*STATED EXERCISE:* All of the records listed below should be retyped exactly.

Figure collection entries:
— Begin —
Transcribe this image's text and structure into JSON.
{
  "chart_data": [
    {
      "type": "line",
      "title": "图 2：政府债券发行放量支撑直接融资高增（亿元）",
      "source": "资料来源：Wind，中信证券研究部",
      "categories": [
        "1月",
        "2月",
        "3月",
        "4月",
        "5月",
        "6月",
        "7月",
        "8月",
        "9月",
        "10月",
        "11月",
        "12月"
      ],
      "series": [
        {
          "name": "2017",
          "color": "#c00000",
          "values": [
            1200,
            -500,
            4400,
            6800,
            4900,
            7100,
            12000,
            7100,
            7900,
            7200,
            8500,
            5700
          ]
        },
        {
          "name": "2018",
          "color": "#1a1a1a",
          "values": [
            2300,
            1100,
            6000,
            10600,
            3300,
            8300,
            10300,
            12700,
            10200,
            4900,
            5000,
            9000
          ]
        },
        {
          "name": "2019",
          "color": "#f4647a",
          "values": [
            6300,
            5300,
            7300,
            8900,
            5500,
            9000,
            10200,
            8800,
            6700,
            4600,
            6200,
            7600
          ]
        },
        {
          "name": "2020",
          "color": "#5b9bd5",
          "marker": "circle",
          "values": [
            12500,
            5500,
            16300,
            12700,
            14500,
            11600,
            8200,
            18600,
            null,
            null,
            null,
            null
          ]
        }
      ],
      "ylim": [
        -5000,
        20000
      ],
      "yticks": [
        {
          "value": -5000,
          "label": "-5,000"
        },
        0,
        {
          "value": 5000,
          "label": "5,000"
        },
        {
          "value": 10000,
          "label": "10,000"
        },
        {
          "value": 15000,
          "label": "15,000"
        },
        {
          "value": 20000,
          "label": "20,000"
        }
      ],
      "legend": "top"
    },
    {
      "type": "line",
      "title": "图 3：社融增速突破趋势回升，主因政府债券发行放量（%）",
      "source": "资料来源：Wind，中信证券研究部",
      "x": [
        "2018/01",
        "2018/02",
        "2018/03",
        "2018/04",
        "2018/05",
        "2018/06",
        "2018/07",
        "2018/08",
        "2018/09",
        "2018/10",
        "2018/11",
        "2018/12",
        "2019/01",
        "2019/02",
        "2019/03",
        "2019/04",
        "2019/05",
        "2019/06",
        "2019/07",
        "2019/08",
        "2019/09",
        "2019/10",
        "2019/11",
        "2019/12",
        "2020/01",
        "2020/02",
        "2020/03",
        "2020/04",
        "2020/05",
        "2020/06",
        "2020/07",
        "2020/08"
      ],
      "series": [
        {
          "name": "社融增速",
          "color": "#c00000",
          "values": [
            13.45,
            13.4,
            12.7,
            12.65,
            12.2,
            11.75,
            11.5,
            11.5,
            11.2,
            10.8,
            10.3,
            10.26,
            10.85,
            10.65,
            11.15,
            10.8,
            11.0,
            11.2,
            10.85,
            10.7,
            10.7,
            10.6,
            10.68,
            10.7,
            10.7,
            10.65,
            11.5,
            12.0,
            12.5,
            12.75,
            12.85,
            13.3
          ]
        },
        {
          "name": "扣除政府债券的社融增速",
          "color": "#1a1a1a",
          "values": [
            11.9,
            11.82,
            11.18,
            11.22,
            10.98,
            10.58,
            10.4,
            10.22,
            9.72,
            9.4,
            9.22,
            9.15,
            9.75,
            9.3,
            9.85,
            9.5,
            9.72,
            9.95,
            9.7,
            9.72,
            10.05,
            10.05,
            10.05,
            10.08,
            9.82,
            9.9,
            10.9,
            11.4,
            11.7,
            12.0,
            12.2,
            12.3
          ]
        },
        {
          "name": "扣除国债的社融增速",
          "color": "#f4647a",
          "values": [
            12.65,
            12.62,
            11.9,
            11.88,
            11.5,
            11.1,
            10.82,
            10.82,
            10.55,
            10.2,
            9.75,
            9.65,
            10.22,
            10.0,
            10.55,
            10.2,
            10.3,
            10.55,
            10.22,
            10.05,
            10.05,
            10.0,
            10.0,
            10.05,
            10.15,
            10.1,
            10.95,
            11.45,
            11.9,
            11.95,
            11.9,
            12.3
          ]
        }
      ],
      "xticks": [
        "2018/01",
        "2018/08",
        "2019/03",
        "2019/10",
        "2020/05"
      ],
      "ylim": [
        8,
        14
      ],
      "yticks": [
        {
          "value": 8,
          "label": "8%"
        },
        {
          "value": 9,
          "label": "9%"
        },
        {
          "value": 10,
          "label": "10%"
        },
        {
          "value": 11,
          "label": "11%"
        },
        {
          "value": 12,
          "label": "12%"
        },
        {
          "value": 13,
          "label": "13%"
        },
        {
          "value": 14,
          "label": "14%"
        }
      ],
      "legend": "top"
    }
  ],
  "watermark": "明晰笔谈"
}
— End —
*SOLUTION BELOW:*
Transcribe this image's text and structure into JSON.
{
  "chart_data": [
    {
      "type": "line",
      "title": "图 2：政府债券发行放量支撑直接融资高增（亿元）",
      "source": "资料来源：Wind，中信证券研究部",
      "categories": [
        "1月",
        "2月",
        "3月",
        "4月",
        "5月",
        "6月",
        "7月",
        "8月",
        "9月",
        "10月",
        "11月",
        "12月"
      ],
      "series": [
        {
          "name": "2017",
          "color": "#c00000",
          "values": [
            1200,
            -500,
            4400,
            6800,
            4900,
            7100,
            12000,
            7100,
            7900,
            7200,
            8500,
            5700
          ]
        },
        {
          "name": "2018",
          "color": "#1a1a1a",
          "values": [
            2300,
            1100,
            6000,
            10600,
            3300,
            8300,
            10300,
            12700,
            10200,
            4900,
            5000,
            9000
          ]
        },
        {
          "name": "2019",
          "color": "#f4647a",
          "values": [
            6300,
            5300,
            7300,
            8900,
            5500,
            9000,
            10200,
            8800,
            6700,
            4600,
            6200,
            7600
          ]
        },
        {
          "name": "2020",
          "color": "#5b9bd5",
          "marker": "circle",
          "values": [
            12500,
            5500,
            16300,
            12700,
            14500,
            11600,
            8200,
            18600,
            null,
            null,
            null,
            null
          ]
        }
      ],
      "ylim": [
        -5000,
        20000
      ],
      "yticks": [
        {
          "value": -5000,
          "label": "-5,000"
        },
        0,
        {
          "value": 5000,
          "label": "5,000"
        },
        {
          "value": 10000,
          "label": "10,000"
        },
        {
          "value": 15000,
          "label": "15,000"
        },
        {
          "value": 20000,
          "label": "20,000"
        }
      ],
      "legend": "top"
    },
    {
      "type": "line",
      "title": "图 3：社融增速突破趋势回升，主因政府债券发行放量（%）",
      "source": "资料来源：Wind，中信证券研究部",
      "x": [
        "2018/01",
        "2018/02",
        "2018/03",
        "2018/04",
        "2018/05",
        "2018/06",
        "2018/07",
        "2018/08",
        "2018/09",
        "2018/10",
        "2018/11",
        "2018/12",
        "2019/01",
        "2019/02",
        "2019/03",
        "2019/04",
        "2019/05",
        "2019/06",
        "2019/07",
        "2019/08",
        "2019/09",
        "2019/10",
        "2019/11",
        "2019/12",
        "2020/01",
        "2020/02",
        "2020/03",
        "2020/04",
        "2020/05",
        "2020/06",
        "2020/07",
        "2020/08"
      ],
      "series": [
        {
          "name": "社融增速",
          "color": "#c00000",
          "values": [
            13.45,
            13.4,
            12.7,
            12.65,
            12.2,
            11.75,
            11.5,
            11.5,
            11.2,
            10.8,
            10.3,
            10.26,
            10.85,
            10.65,
            11.15,
            10.8,
            11.0,
            11.2,
            10.85,
            10.7,
            10.7,
            10.6,
            10.68,
            10.7,
            10.7,
            10.65,
            11.5,
            12.0,
            12.5,
            12.75,
            12.85,
            13.3
          ]
        },
        {
          "name": "扣除政府债券的社融增速",
          "color": "#1a1a1a",
          "values": [
            11.9,
            11.82,
            11.18,
            11.22,
            10.98,
            10.58,
            10.4,
            10.22,
            9.72,
            9.4,
            9.22,
            9.15,
            9.75,
            9.3,
            9.85,
            9.5,
            9.72,
            9.95,
            9.7,
            9.72,
            10.05,
            10.05,
            10.05,
            10.08,
            9.82,
            9.9,
            10.9,
            11.4,
            11.7,
            12.0,
            12.2,
            12.3
          ]
        },
        {
          "name": "扣除国债的社融增速",
          "color": "#f4647a",
          "values": [
            12.65,
            12.62,
            11.9,
            11.88,
            11.5,
            11.1,
            10.82,
            10.82,
            10.55,
            10.2,
            9.75,
            9.65,
            10.22,
            10.0,
            10.55,
            10.2,
            10.3,
            10.55,
            10.22,
            10.05,
            10.05,
            10.0,
            10.0,
            10.05,
            10.15,
            10.1,
            10.95,
            11.45,
            11.9,
            11.95,
            11.9,
            12.3
          ]
        }
      ],
      "xticks": [
        "2018/01",
        "2018/08",
        "2019/03",
        "2019/10",
        "2020/05"
      ],
      "ylim": [
        8,
        14
      ],
      "yticks": [
        {
          "value": 8,
          "label": "8%"
        },
        {
          "value": 9,
          "label": "9%"
        },
        {
          "value": 10,
          "label": "10%"
        },
        {
          "value": 11,
          "label": "11%"
        },
        {
          "value": 12,
          "label": "12%"
        },
        {
          "value": 13,
          "label": "13%"
        },
        {
          "value": 14,
          "label": "14%"
        }
      ],
      "legend": "top"
    }
  ],
  "watermark": "明晰笔谈"
}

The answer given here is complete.